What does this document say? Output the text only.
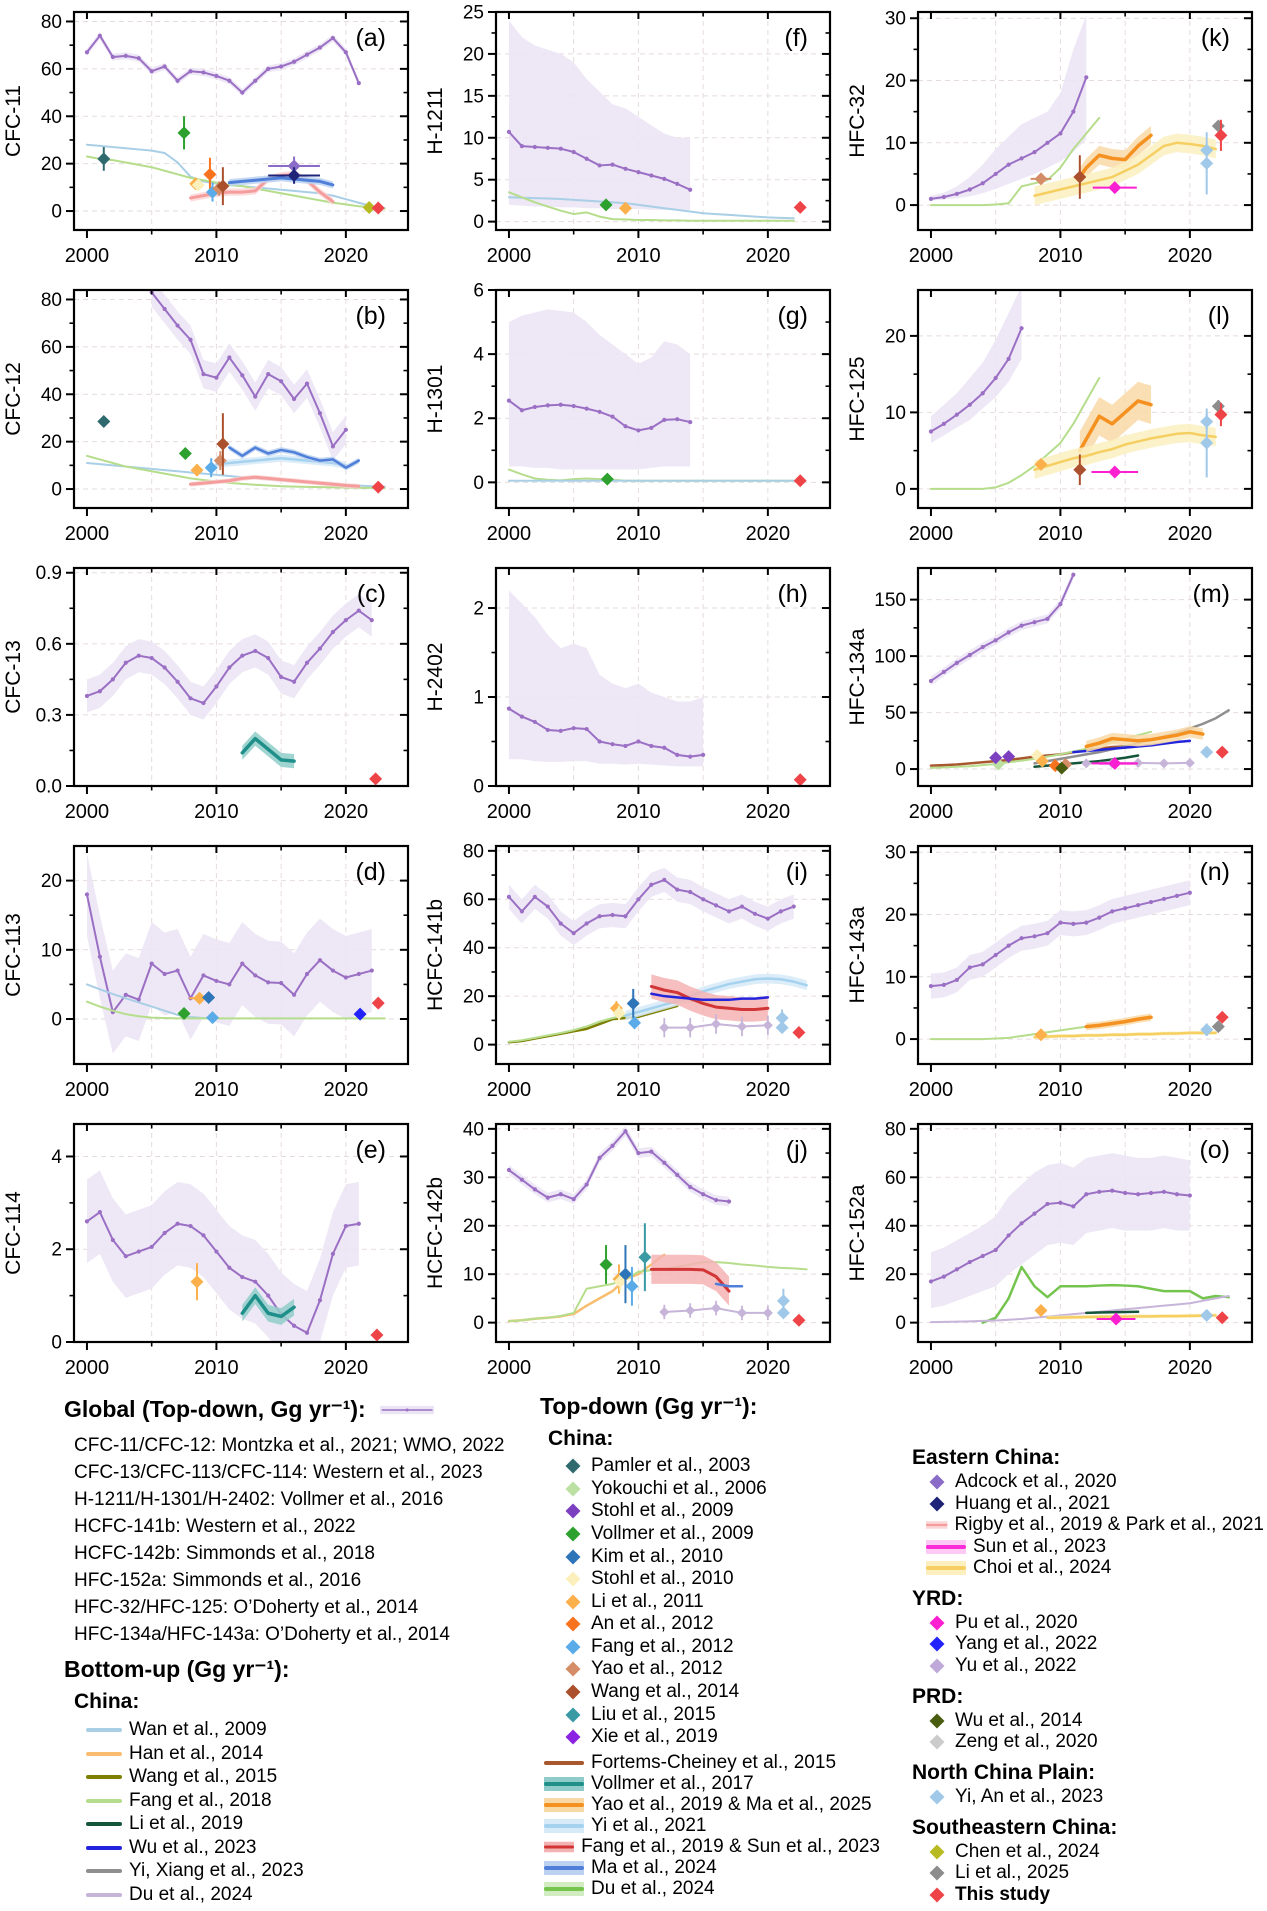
0
20
40
60
80
2000	2010	2020
(a)
CFC-11
0
20
40
60
80
2000	2010	2020
(b)
CFC-12
0.0
0.3
0.6
0.9
2000	2010	2020
(c)
CFC-13
0
10
20
2000	2010	2020
(d)
CFC-113
0
2
4
2000	2010	2020
(e)
CFC-114
0
5
10
15
20
25
2000	2010	2020
(f)
H-1211
0
2
4
6
2000	2010	2020
(g)
H-1301
0
1
2
2000	2010	2020
(h)
H-2402
0
20
40
60
80
2000	2010	2020
(i)
HCFC-141b
0
10
20
30
40
2000	2010	2020
(j)
HCFC-142b
0
10
20
30
2000	2010	2020
(k)
HFC-32
0
10
20
2000	2010	2020
(l)
HFC-125
0
50
100
150
2000	2010	2020
(m)
HFC-134a
0
10
20
30
2000	2010	2020
(n)
HFC-143a
0
20
40
60
80
2000	2010	2020
(o)
HFC-152a
Global (Top-down, Gg yr⁻¹):
CFC-11/CFC-12: Montzka et al., 2021; WMO, 2022
CFC-13/CFC-113/CFC-114: Western et al., 2023
H-1211/H-1301/H-2402: Vollmer et al., 2016
HCFC-141b: Western et al., 2022
HCFC-142b: Simmonds et al., 2018
HFC-152a: Simmonds et al., 2016
HFC-32/HFC-125: O’Doherty et al., 2014
HFC-134a/HFC-143a: O’Doherty et al., 2014
Bottom-up (Gg yr⁻¹):
China:
Wan et al., 2009
Han et al., 2014
Wang et al., 2015
Fang et al., 2018
Li et al., 2019
Wu et al., 2023
Yi, Xiang et al., 2023
Du et al., 2024
Top-down (Gg yr⁻¹):
China:
Pamler et al., 2003
Yokouchi et al., 2006
Stohl et al., 2009
Vollmer et al., 2009
Kim et al., 2010
Stohl et al., 2010
Li et al., 2011
An et al., 2012
Fang et al., 2012
Yao et al., 2012
Wang et al., 2014
Liu et al., 2015
Xie et al., 2019
Fortems-Cheiney et al., 2015
Vollmer et al., 2017
Yao et al., 2019 & Ma et al., 2025
Yi et al., 2021
Fang et al., 2019 & Sun et al., 2023
Ma et al., 2024
Du et al., 2024
Eastern China:
Adcock et al., 2020
Huang et al., 2021
Rigby et al., 2019 & Park et al., 2021
Sun et al., 2023
Choi et al., 2024
YRD:
Pu et al., 2020
Yang et al., 2022
Yu et al., 2022
PRD:
Wu et al., 2014
Zeng et al., 2020
North China Plain:
Yi, An et al., 2023
Southeastern China:
Chen et al., 2024
Li et al., 2025
This study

THE REQUEST:
Set down all the data again exactly as above, pictures excluded.

TASK OUTPUT:
What does this document say? Output the text only.
0
20
40
60
80
2000	2010	2020
(a)
CFC-11
0
20
40
60
80
2000	2010	2020
(b)
CFC-12
0.0
0.3
0.6
0.9
2000	2010	2020
(c)
CFC-13
0
10
20
2000	2010	2020
(d)
CFC-113
0
2
4
2000	2010	2020
(e)
CFC-114
0
5
10
15
20
25
2000	2010	2020
(f)
H-1211
0
2
4
6
2000	2010	2020
(g)
H-1301
0
1
2
2000	2010	2020
(h)
H-2402
0
20
40
60
80
2000	2010	2020
(i)
HCFC-141b
0
10
20
30
40
2000	2010	2020
(j)
HCFC-142b
0
10
20
30
2000	2010	2020
(k)
HFC-32
0
10
20
2000	2010	2020
(l)
HFC-125
0
50
100
150
2000	2010	2020
(m)
HFC-134a
0
10
20
30
2000	2010	2020
(n)
HFC-143a
0
20
40
60
80
2000	2010	2020
(o)
HFC-152a
Global (Top-down, Gg yr⁻¹):
CFC-11/CFC-12: Montzka et al., 2021; WMO, 2022
CFC-13/CFC-113/CFC-114: Western et al., 2023
H-1211/H-1301/H-2402: Vollmer et al., 2016
HCFC-141b: Western et al., 2022
HCFC-142b: Simmonds et al., 2018
HFC-152a: Simmonds et al., 2016
HFC-32/HFC-125: O’Doherty et al., 2014
HFC-134a/HFC-143a: O’Doherty et al., 2014
Bottom-up (Gg yr⁻¹):
China:
Wan et al., 2009
Han et al., 2014
Wang et al., 2015
Fang et al., 2018
Li et al., 2019
Wu et al., 2023
Yi, Xiang et al., 2023
Du et al., 2024
Top-down (Gg yr⁻¹):
China:
Pamler et al., 2003
Yokouchi et al., 2006
Stohl et al., 2009
Vollmer et al., 2009
Kim et al., 2010
Stohl et al., 2010
Li et al., 2011
An et al., 2012
Fang et al., 2012
Yao et al., 2012
Wang et al., 2014
Liu et al., 2015
Xie et al., 2019
Fortems-Cheiney et al., 2015
Vollmer et al., 2017
Yao et al., 2019 & Ma et al., 2025
Yi et al., 2021
Fang et al., 2019 & Sun et al., 2023
Ma et al., 2024
Du et al., 2024
Eastern China:
Adcock et al., 2020
Huang et al., 2021
Rigby et al., 2019 & Park et al., 2021
Sun et al., 2023
Choi et al., 2024
YRD:
Pu et al., 2020
Yang et al., 2022
Yu et al., 2022
PRD:
Wu et al., 2014
Zeng et al., 2020
North China Plain:
Yi, An et al., 2023
Southeastern China:
Chen et al., 2024
Li et al., 2025
This study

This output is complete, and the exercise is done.